[Data entries]

* Start *

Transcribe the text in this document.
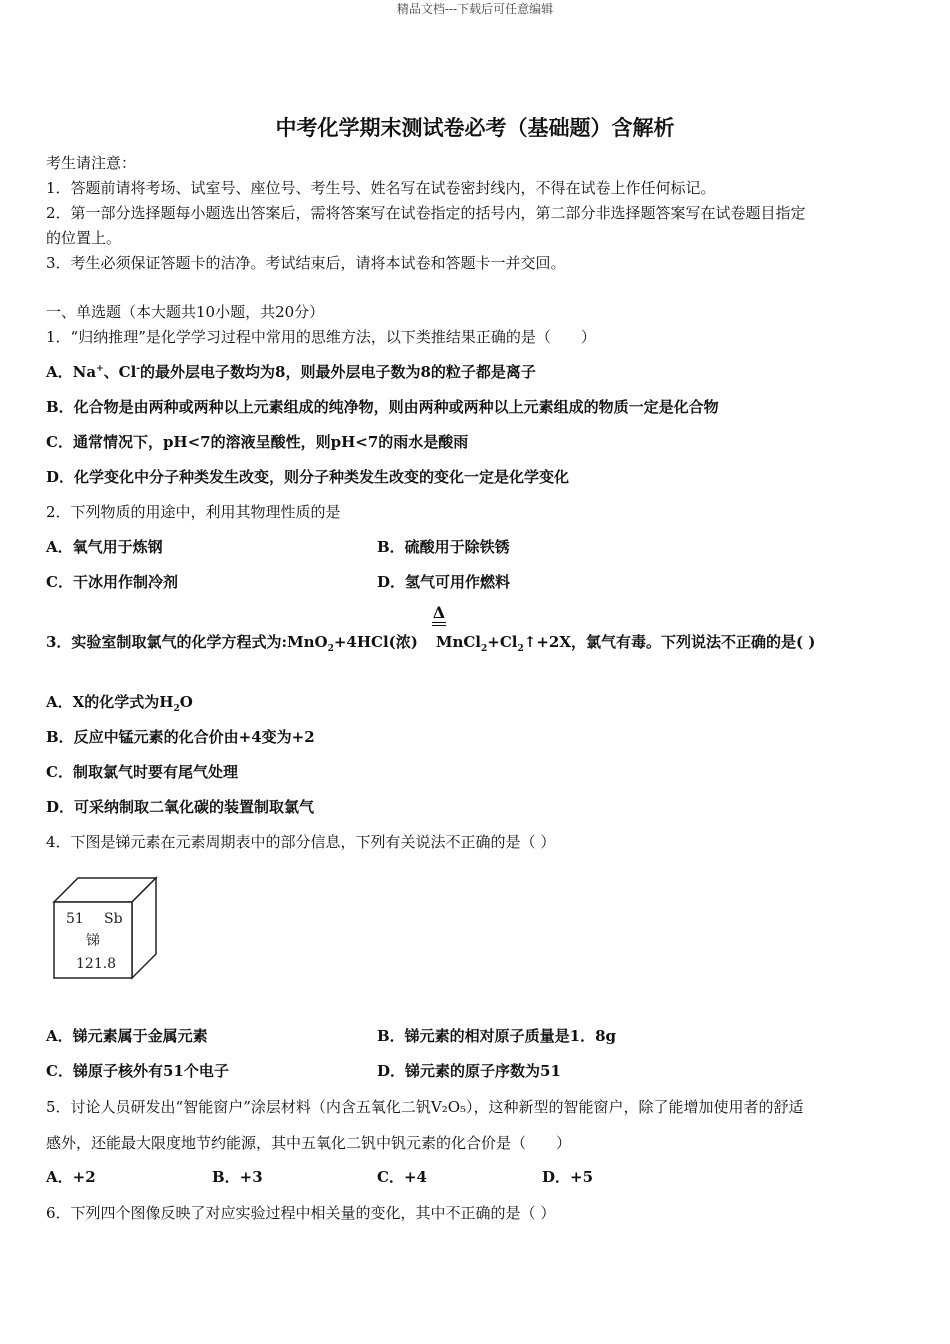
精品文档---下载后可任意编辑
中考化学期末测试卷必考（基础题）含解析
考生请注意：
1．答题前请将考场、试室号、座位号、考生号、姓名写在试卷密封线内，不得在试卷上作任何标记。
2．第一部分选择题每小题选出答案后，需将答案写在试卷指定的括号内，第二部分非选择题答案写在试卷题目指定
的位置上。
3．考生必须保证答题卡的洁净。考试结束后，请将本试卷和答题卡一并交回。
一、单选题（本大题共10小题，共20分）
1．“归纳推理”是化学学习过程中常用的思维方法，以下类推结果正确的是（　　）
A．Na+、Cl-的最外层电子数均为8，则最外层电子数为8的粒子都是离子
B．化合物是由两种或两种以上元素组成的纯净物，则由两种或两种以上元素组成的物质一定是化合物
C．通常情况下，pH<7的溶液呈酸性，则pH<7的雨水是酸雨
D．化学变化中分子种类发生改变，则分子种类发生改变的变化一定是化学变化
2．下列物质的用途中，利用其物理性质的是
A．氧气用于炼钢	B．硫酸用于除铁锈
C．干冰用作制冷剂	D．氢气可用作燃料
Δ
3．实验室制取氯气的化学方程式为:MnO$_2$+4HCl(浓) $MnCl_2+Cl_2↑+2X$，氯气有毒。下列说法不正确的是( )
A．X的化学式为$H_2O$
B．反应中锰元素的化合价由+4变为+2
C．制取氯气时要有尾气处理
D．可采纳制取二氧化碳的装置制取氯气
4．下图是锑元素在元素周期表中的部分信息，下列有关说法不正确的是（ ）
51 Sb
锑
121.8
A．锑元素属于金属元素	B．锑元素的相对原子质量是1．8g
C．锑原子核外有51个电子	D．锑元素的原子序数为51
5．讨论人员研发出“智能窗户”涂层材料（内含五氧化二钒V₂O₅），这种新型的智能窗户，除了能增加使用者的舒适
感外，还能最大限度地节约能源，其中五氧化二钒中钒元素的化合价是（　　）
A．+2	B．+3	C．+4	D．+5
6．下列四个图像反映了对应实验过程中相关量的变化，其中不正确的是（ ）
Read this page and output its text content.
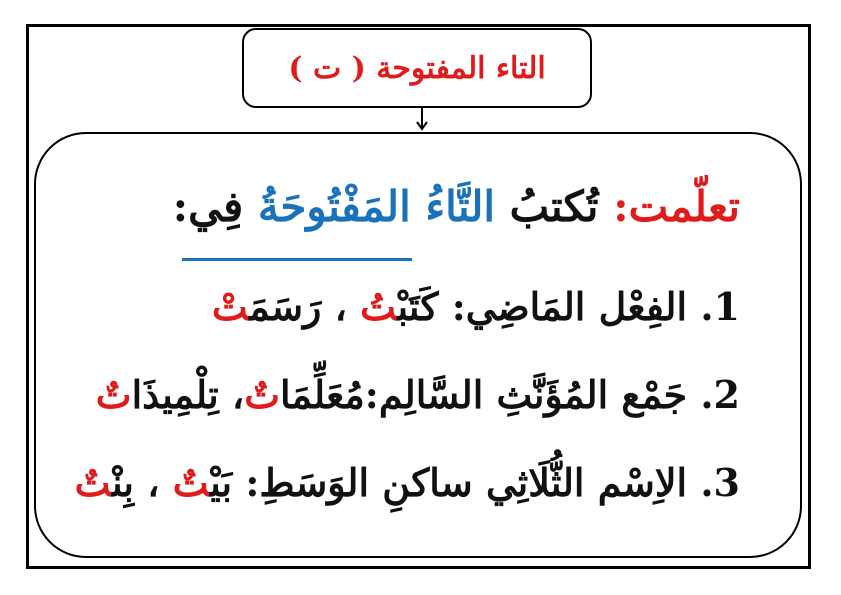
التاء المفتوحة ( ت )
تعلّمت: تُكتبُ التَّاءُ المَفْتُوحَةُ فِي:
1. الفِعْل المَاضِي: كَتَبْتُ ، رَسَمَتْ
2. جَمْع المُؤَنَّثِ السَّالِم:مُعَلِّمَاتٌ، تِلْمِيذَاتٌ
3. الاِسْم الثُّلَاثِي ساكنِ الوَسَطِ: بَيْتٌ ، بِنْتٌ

* End *

**What needs to be done:** Transcribe the records above exactly as they appear, leaving out any pictures.

**Solution to the problem:**
Transcribe the text in this document.
精品文档---下载后可任意编辑
中考化学期末测试卷必考（基础题）含解析
考生请注意：
1．答题前请将考场、试室号、座位号、考生号、姓名写在试卷密封线内，不得在试卷上作任何标记。
2．第一部分选择题每小题选出答案后，需将答案写在试卷指定的括号内，第二部分非选择题答案写在试卷题目指定
的位置上。
3．考生必须保证答题卡的洁净。考试结束后，请将本试卷和答题卡一并交回。
一、单选题（本大题共10小题，共20分）
1．“归纳推理”是化学学习过程中常用的思维方法，以下类推结果正确的是（　　）
A．Na+、Cl-的最外层电子数均为8，则最外层电子数为8的粒子都是离子
B．化合物是由两种或两种以上元素组成的纯净物，则由两种或两种以上元素组成的物质一定是化合物
C．通常情况下，pH<7的溶液呈酸性，则pH<7的雨水是酸雨
D．化学变化中分子种类发生改变，则分子种类发生改变的变化一定是化学变化
2．下列物质的用途中，利用其物理性质的是
A．氧气用于炼钢	B．硫酸用于除铁锈
C．干冰用作制冷剂	D．氢气可用作燃料
Δ
3．实验室制取氯气的化学方程式为:MnO$_2$+4HCl(浓) $MnCl_2+Cl_2↑+2X$，氯气有毒。下列说法不正确的是( )
A．X的化学式为$H_2O$
B．反应中锰元素的化合价由+4变为+2
C．制取氯气时要有尾气处理
D．可采纳制取二氧化碳的装置制取氯气
4．下图是锑元素在元素周期表中的部分信息，下列有关说法不正确的是（ ）
51 Sb
锑
121.8
A．锑元素属于金属元素	B．锑元素的相对原子质量是1．8g
C．锑原子核外有51个电子	D．锑元素的原子序数为51
5．讨论人员研发出“智能窗户”涂层材料（内含五氧化二钒V₂O₅），这种新型的智能窗户，除了能增加使用者的舒适
感外，还能最大限度地节约能源，其中五氧化二钒中钒元素的化合价是（　　）
A．+2	B．+3	C．+4	D．+5
6．下列四个图像反映了对应实验过程中相关量的变化，其中不正确的是（ ）
Read this page and output its text content.
التاء المفتوحة ( ت )
تعلّمت: تُكتبُ التَّاءُ المَفْتُوحَةُ فِي:
1. الفِعْل المَاضِي: كَتَبْتُ ، رَسَمَتْ
2. جَمْع المُؤَنَّثِ السَّالِم:مُعَلِّمَاتٌ، تِلْمِيذَاتٌ
3. الاِسْم الثُّلَاثِي ساكنِ الوَسَطِ: بَيْتٌ ، بِنْتٌ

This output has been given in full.